— WRITTEN INSTRUCTION —
Every line that contains the word "hyperbolic" should be copied out.

— RECORDS PROVIDED —
------

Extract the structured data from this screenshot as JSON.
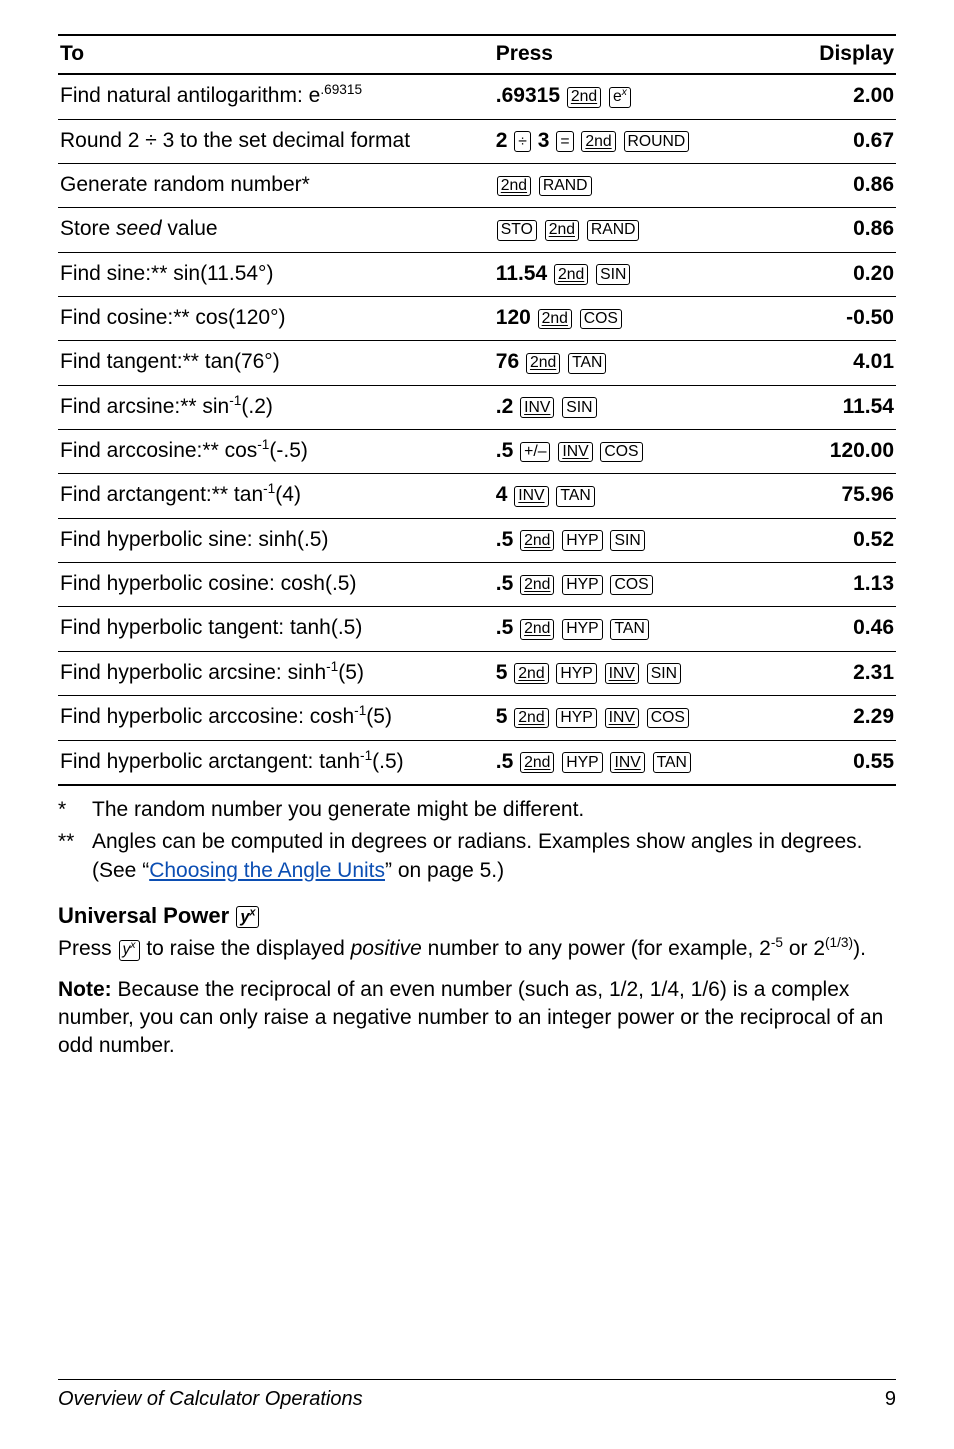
{
  "col_to": "To",
  "col_press": "Press",
  "col_display": "Display",
  "r0_to_a": "Find natural antilogarithm: e",
  "r0_sup": ".69315",
  "r0_p0": ".69315",
  "r0_k0": "2nd",
  "r0_k1a": "e",
  "r0_k1b": "x",
  "r0_disp": "2.00",
  "r1_to": "Round 2 ÷ 3 to the set decimal format",
  "r1_p0": "2",
  "r1_k0": "÷",
  "r1_p1": "3",
  "r1_k1": "=",
  "r1_k2": "2nd",
  "r1_k3": "ROUND",
  "r1_disp": "0.67",
  "r2_to": "Generate random number*",
  "r2_k0": "2nd",
  "r2_k1": "RAND",
  "r2_disp": "0.86",
  "r3_to_a": "Store ",
  "r3_to_b": "seed",
  "r3_to_c": " value",
  "r3_k0": "STO",
  "r3_k1": "2nd",
  "r3_k2": "RAND",
  "r3_disp": "0.86",
  "r4_to": "Find sine:** sin(11.54°)",
  "r4_p0": "11.54",
  "r4_k0": "2nd",
  "r4_k1": "SIN",
  "r4_disp": "0.20",
  "r5_to": "Find cosine:** cos(120°)",
  "r5_p0": "120",
  "r5_k0": "2nd",
  "r5_k1": "COS",
  "r5_disp": "-0.50",
  "r6_to": "Find tangent:** tan(76°)",
  "r6_p0": "76",
  "r6_k0": "2nd",
  "r6_k1": "TAN",
  "r6_disp": "4.01",
  "r7_to_a": "Find arcsine:** sin",
  "r7_sup": "-1",
  "r7_to_b": "(.2)",
  "r7_p0": ".2",
  "r7_k0": "INV",
  "r7_k1": "SIN",
  "r7_disp": "11.54",
  "r8_to_a": "Find arccosine:** cos",
  "r8_sup": "-1",
  "r8_to_b": "(-.5)",
  "r8_p0": ".5",
  "r8_k0": "+/–",
  "r8_k1": "INV",
  "r8_k2": "COS",
  "r8_disp": "120.00",
  "r9_to_a": "Find arctangent:** tan",
  "r9_sup": "-1",
  "r9_to_b": "(4)",
  "r9_p0": "4",
  "r9_k0": "INV",
  "r9_k1": "TAN",
  "r9_disp": "75.96",
  "r10_to": "Find hyperbolic sine: sinh(.5)",
  "r10_p0": ".5",
  "r10_k0": "2nd",
  "r10_k1": "HYP",
  "r10_k2": "SIN",
  "r10_disp": "0.52",
  "r11_to": "Find hyperbolic cosine: cosh(.5)",
  "r11_p0": ".5",
  "r11_k0": "2nd",
  "r11_k1": "HYP",
  "r11_k2": "COS",
  "r11_disp": "1.13",
  "r12_to": "Find hyperbolic tangent: tanh(.5)",
  "r12_p0": ".5",
  "r12_k0": "2nd",
  "r12_k1": "HYP",
  "r12_k2": "TAN",
  "r12_disp": "0.46",
  "r13_to_a": "Find hyperbolic arcsine: sinh",
  "r13_sup": "-1",
  "r13_to_b": "(5)",
  "r13_p0": "5",
  "r13_k0": "2nd",
  "r13_k1": "HYP",
  "r13_k2": "INV",
  "r13_k3": "SIN",
  "r13_disp": "2.31",
  "r14_to_a": "Find hyperbolic arccosine: cosh",
  "r14_sup": "-1",
  "r14_to_b": "(5)",
  "r14_p0": "5",
  "r14_k0": "2nd",
  "r14_k1": "HYP",
  "r14_k2": "INV",
  "r14_k3": "COS",
  "r14_disp": "2.29",
  "r15_to_a": "Find hyperbolic arctangent: tanh",
  "r15_sup": "-1",
  "r15_to_b": "(.5)",
  "r15_p0": ".5",
  "r15_k0": "2nd",
  "r15_k1": "HYP",
  "r15_k2": "INV",
  "r15_k3": "TAN",
  "r15_disp": "0.55",
  "note1_mark": "*",
  "note1_text": "The random number you generate might be different.",
  "note2_mark": "**",
  "note2_a": "Angles can be computed in degrees or radians. Examples show angles in degrees. (See “",
  "note2_link": "Choosing the Angle Units",
  "note2_b": "” on page 5.)",
  "h2": "Universal Power ",
  "h2_keya": "y",
  "h2_keyb": "x",
  "para1_a": "Press ",
  "para1_keya": "y",
  "para1_keyb": "x",
  "para1_b": " to raise the displayed ",
  "para1_c": "positive",
  "para1_d": " number to any power (for example, 2",
  "para1_e": "-5",
  "para1_f": " or 2",
  "para1_g": "(1/3)",
  "para1_h": ").",
  "para2_a": "Note:",
  "para2_b": " Because the reciprocal of an even number (such as, 1/2, 1/4, 1/6) is a complex number, you can only raise a negative number to an integer power or the reciprocal of an odd number.",
  "footer_title": "Overview of Calculator Operations",
  "footer_page": "9"
}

------

— EXERCISE SOLUTION —
  "r10_to": "Find hyperbolic sine: sinh(.5)",
  "r11_to": "Find hyperbolic cosine: cosh(.5)",
  "r12_to": "Find hyperbolic tangent: tanh(.5)",
  "r13_to_a": "Find hyperbolic arcsine: sinh",
  "r14_to_a": "Find hyperbolic arccosine: cosh",
  "r15_to_a": "Find hyperbolic arctangent: tanh",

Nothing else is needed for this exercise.